┏━━
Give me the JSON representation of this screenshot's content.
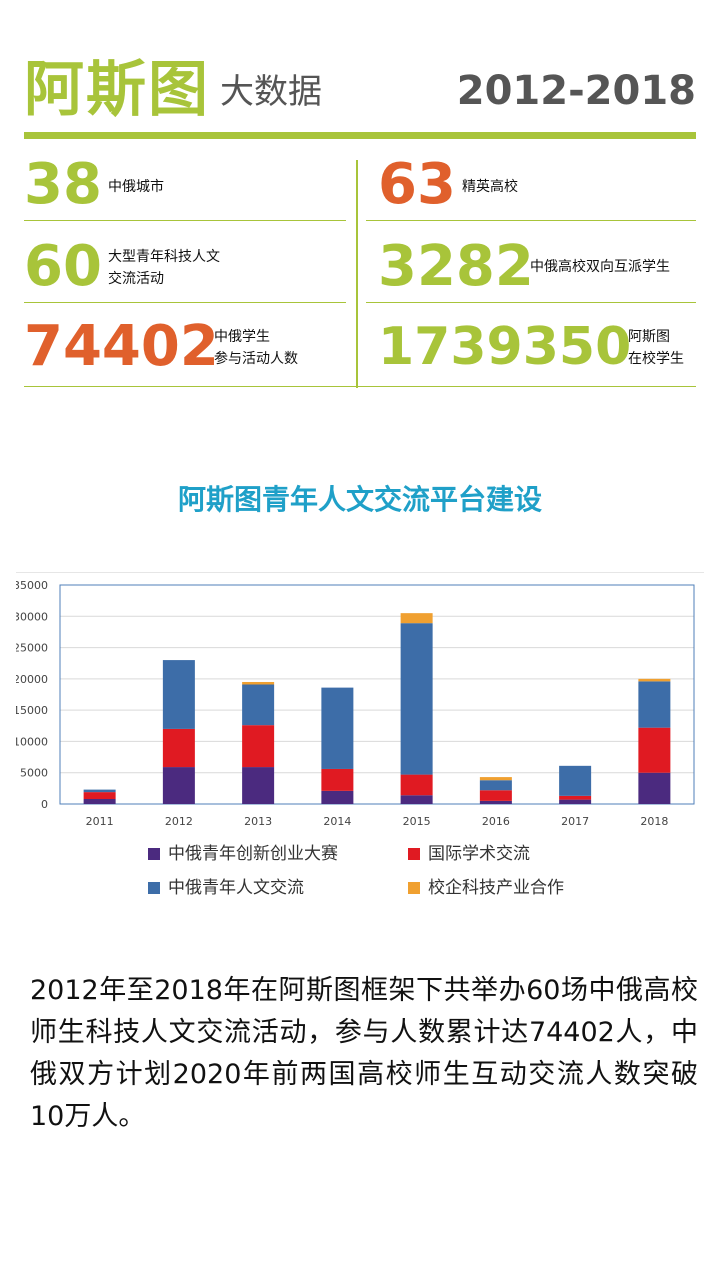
{
  "header": {
    "brand": "阿斯图",
    "subtitle": "大数据",
    "years": "2012-2018"
  },
  "stats": [
    {
      "value": "38",
      "label_line1": "中俄城市",
      "label_line2": "",
      "color": "#a8c43a"
    },
    {
      "value": "63",
      "label_line1": "精英高校",
      "label_line2": "",
      "color": "#e0602c"
    },
    {
      "value": "60",
      "label_line1": "大型青年科技人文",
      "label_line2": "交流活动",
      "color": "#a8c43a"
    },
    {
      "value": "3282",
      "label_line1": "中俄高校双向互派学生",
      "label_line2": "",
      "color": "#a8c43a"
    },
    {
      "value": "74402",
      "label_line1": "中俄学生",
      "label_line2": "参与活动人数",
      "color": "#e0602c"
    },
    {
      "value": "1739350",
      "label_line1": "阿斯图",
      "label_line2": "在校学生",
      "color": "#a8c43a"
    }
  ],
  "chart_title": "阿斯图青年人文交流平台建设",
  "chart_data": {
    "type": "bar",
    "stacked": true,
    "categories": [
      "2011",
      "2012",
      "2013",
      "2014",
      "2015",
      "2016",
      "2017",
      "2018"
    ],
    "series": [
      {
        "name": "中俄青年创新创业大赛",
        "color": "#4b2a7f",
        "values": [
          800,
          5900,
          5900,
          2100,
          1400,
          500,
          700,
          5000
        ]
      },
      {
        "name": "国际学术交流",
        "color": "#e01a22",
        "values": [
          1100,
          6100,
          6700,
          3500,
          3300,
          1700,
          600,
          7200
        ]
      },
      {
        "name": "中俄青年人文交流",
        "color": "#3d6da8",
        "values": [
          400,
          11000,
          6500,
          13000,
          24200,
          1600,
          4800,
          7400
        ]
      },
      {
        "name": "校企科技产业合作",
        "color": "#f0a030",
        "values": [
          0,
          0,
          400,
          0,
          1600,
          500,
          0,
          400
        ]
      }
    ],
    "y_ticks": [
      "0",
      "5000",
      "10000",
      "15000",
      "20000",
      "25000",
      "30000",
      "35000"
    ],
    "ylim": [
      0,
      35000
    ],
    "grid": true,
    "legend_position": "bottom"
  },
  "paragraph": "2012年至2018年在阿斯图框架下共举办60场中俄高校师生科技人文交流活动，参与人数累计达74402人，中俄双方计划2020年前两国高校师生互动交流人数突破10万人。"
}
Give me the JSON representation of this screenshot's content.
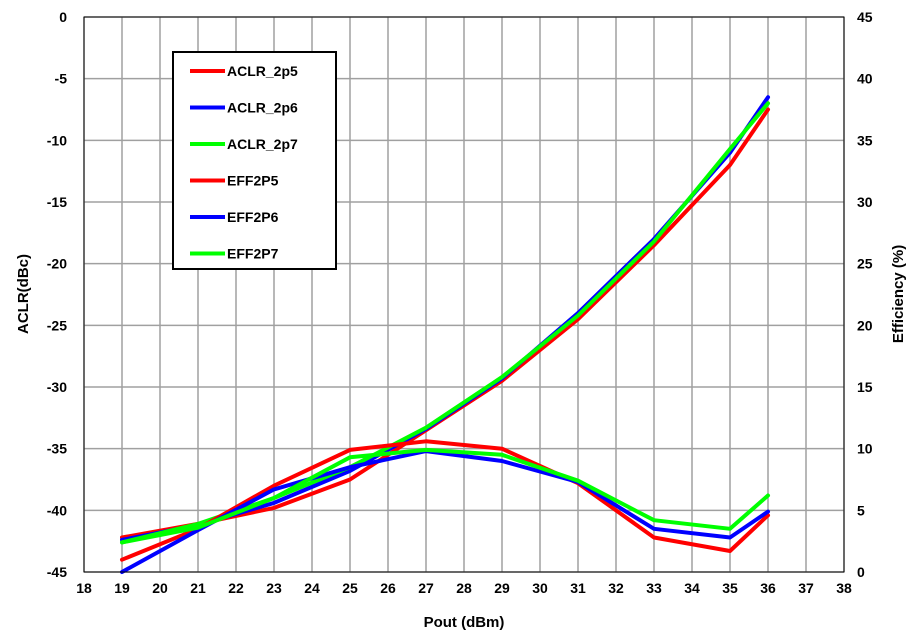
{
  "chart_data": {
    "type": "line",
    "xlabel": "Pout (dBm)",
    "ylabel_left": "ACLR(dBc)",
    "ylabel_right": "Efficiency (%)",
    "xlim": [
      18,
      38
    ],
    "ylim_left": [
      -45,
      0
    ],
    "ylim_right": [
      0,
      45
    ],
    "x_ticks": [
      "18",
      "19",
      "20",
      "21",
      "22",
      "23",
      "24",
      "25",
      "26",
      "27",
      "28",
      "29",
      "30",
      "31",
      "32",
      "33",
      "34",
      "35",
      "36",
      "37",
      "38"
    ],
    "y_left_ticks": [
      "0",
      "-5",
      "-10",
      "-15",
      "-20",
      "-25",
      "-30",
      "-35",
      "-40",
      "-45"
    ],
    "y_right_ticks": [
      "45",
      "40",
      "35",
      "30",
      "25",
      "20",
      "15",
      "10",
      "5",
      "0"
    ],
    "grid": true,
    "legend_position": "top-left",
    "x": [
      19,
      21,
      23,
      25,
      27,
      29,
      31,
      33,
      35,
      36
    ],
    "series": [
      {
        "name": "ACLR_2p5",
        "axis": "left",
        "color": "#ff0000",
        "values": [
          -44.0,
          -41.5,
          -38.0,
          -35.1,
          -34.4,
          -35.0,
          -37.8,
          -42.2,
          -43.3,
          -40.4
        ]
      },
      {
        "name": "ACLR_2p6",
        "axis": "left",
        "color": "#0000ff",
        "values": [
          -45.0,
          -41.6,
          -38.3,
          -36.5,
          -35.2,
          -36.0,
          -37.7,
          -41.5,
          -42.2,
          -40.1
        ]
      },
      {
        "name": "ACLR_2p7",
        "axis": "left",
        "color": "#00ff00",
        "values": [
          -42.6,
          -41.4,
          -39.0,
          -35.7,
          -35.1,
          -35.5,
          -37.6,
          -40.8,
          -41.5,
          -38.8
        ]
      },
      {
        "name": "EFF2P5",
        "axis": "right",
        "color": "#ff0000",
        "values": [
          2.8,
          3.9,
          5.2,
          7.5,
          11.5,
          15.5,
          20.5,
          26.5,
          33.0,
          37.5
        ]
      },
      {
        "name": "EFF2P6",
        "axis": "right",
        "color": "#0000ff",
        "values": [
          2.6,
          3.8,
          5.6,
          8.2,
          11.6,
          15.7,
          21.0,
          27.0,
          34.0,
          38.5
        ]
      },
      {
        "name": "EFF2P7",
        "axis": "right",
        "color": "#00ff00",
        "values": [
          2.4,
          3.9,
          6.0,
          8.5,
          11.7,
          15.8,
          20.8,
          26.8,
          34.3,
          38.0
        ]
      }
    ]
  }
}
┗━━
Set down the lines of the records above exactly, apart from the pictures.

Give me the JSON representation of this screenshot's content.
{
  "header": {
    "brand": "阿斯图",
    "subtitle": "大数据",
    "years": "2012-2018"
  },
  "stats": [
    {
      "value": "38",
      "label_line1": "中俄城市",
      "label_line2": "",
      "color": "#a8c43a"
    },
    {
      "value": "63",
      "label_line1": "精英高校",
      "label_line2": "",
      "color": "#e0602c"
    },
    {
      "value": "60",
      "label_line1": "大型青年科技人文",
      "label_line2": "交流活动",
      "color": "#a8c43a"
    },
    {
      "value": "3282",
      "label_line1": "中俄高校双向互派学生",
      "label_line2": "",
      "color": "#a8c43a"
    },
    {
      "value": "74402",
      "label_line1": "中俄学生",
      "label_line2": "参与活动人数",
      "color": "#e0602c"
    },
    {
      "value": "1739350",
      "label_line1": "阿斯图",
      "label_line2": "在校学生",
      "color": "#a8c43a"
    }
  ],
  "chart_title": "阿斯图青年人文交流平台建设",
  "chart_data": {
    "type": "bar",
    "stacked": true,
    "categories": [
      "2011",
      "2012",
      "2013",
      "2014",
      "2015",
      "2016",
      "2017",
      "2018"
    ],
    "series": [
      {
        "name": "中俄青年创新创业大赛",
        "color": "#4b2a7f",
        "values": [
          800,
          5900,
          5900,
          2100,
          1400,
          500,
          700,
          5000
        ]
      },
      {
        "name": "国际学术交流",
        "color": "#e01a22",
        "values": [
          1100,
          6100,
          6700,
          3500,
          3300,
          1700,
          600,
          7200
        ]
      },
      {
        "name": "中俄青年人文交流",
        "color": "#3d6da8",
        "values": [
          400,
          11000,
          6500,
          13000,
          24200,
          1600,
          4800,
          7400
        ]
      },
      {
        "name": "校企科技产业合作",
        "color": "#f0a030",
        "values": [
          0,
          0,
          400,
          0,
          1600,
          500,
          0,
          400
        ]
      }
    ],
    "y_ticks": [
      "0",
      "5000",
      "10000",
      "15000",
      "20000",
      "25000",
      "30000",
      "35000"
    ],
    "ylim": [
      0,
      35000
    ],
    "grid": true,
    "legend_position": "bottom"
  },
  "paragraph": "2012年至2018年在阿斯图框架下共举办60场中俄高校师生科技人文交流活动，参与人数累计达74402人，中俄双方计划2020年前两国高校师生互动交流人数突破10万人。"
}
Give me the JSON representation of this screenshot's content.
{
  "chart_data": {
    "type": "line",
    "xlabel": "Pout (dBm)",
    "ylabel_left": "ACLR(dBc)",
    "ylabel_right": "Efficiency (%)",
    "xlim": [
      18,
      38
    ],
    "ylim_left": [
      -45,
      0
    ],
    "ylim_right": [
      0,
      45
    ],
    "x_ticks": [
      "18",
      "19",
      "20",
      "21",
      "22",
      "23",
      "24",
      "25",
      "26",
      "27",
      "28",
      "29",
      "30",
      "31",
      "32",
      "33",
      "34",
      "35",
      "36",
      "37",
      "38"
    ],
    "y_left_ticks": [
      "0",
      "-5",
      "-10",
      "-15",
      "-20",
      "-25",
      "-30",
      "-35",
      "-40",
      "-45"
    ],
    "y_right_ticks": [
      "45",
      "40",
      "35",
      "30",
      "25",
      "20",
      "15",
      "10",
      "5",
      "0"
    ],
    "grid": true,
    "legend_position": "top-left",
    "x": [
      19,
      21,
      23,
      25,
      27,
      29,
      31,
      33,
      35,
      36
    ],
    "series": [
      {
        "name": "ACLR_2p5",
        "axis": "left",
        "color": "#ff0000",
        "values": [
          -44.0,
          -41.5,
          -38.0,
          -35.1,
          -34.4,
          -35.0,
          -37.8,
          -42.2,
          -43.3,
          -40.4
        ]
      },
      {
        "name": "ACLR_2p6",
        "axis": "left",
        "color": "#0000ff",
        "values": [
          -45.0,
          -41.6,
          -38.3,
          -36.5,
          -35.2,
          -36.0,
          -37.7,
          -41.5,
          -42.2,
          -40.1
        ]
      },
      {
        "name": "ACLR_2p7",
        "axis": "left",
        "color": "#00ff00",
        "values": [
          -42.6,
          -41.4,
          -39.0,
          -35.7,
          -35.1,
          -35.5,
          -37.6,
          -40.8,
          -41.5,
          -38.8
        ]
      },
      {
        "name": "EFF2P5",
        "axis": "right",
        "color": "#ff0000",
        "values": [
          2.8,
          3.9,
          5.2,
          7.5,
          11.5,
          15.5,
          20.5,
          26.5,
          33.0,
          37.5
        ]
      },
      {
        "name": "EFF2P6",
        "axis": "right",
        "color": "#0000ff",
        "values": [
          2.6,
          3.8,
          5.6,
          8.2,
          11.6,
          15.7,
          21.0,
          27.0,
          34.0,
          38.5
        ]
      },
      {
        "name": "EFF2P7",
        "axis": "right",
        "color": "#00ff00",
        "values": [
          2.4,
          3.9,
          6.0,
          8.5,
          11.7,
          15.8,
          20.8,
          26.8,
          34.3,
          38.0
        ]
      }
    ]
  }
}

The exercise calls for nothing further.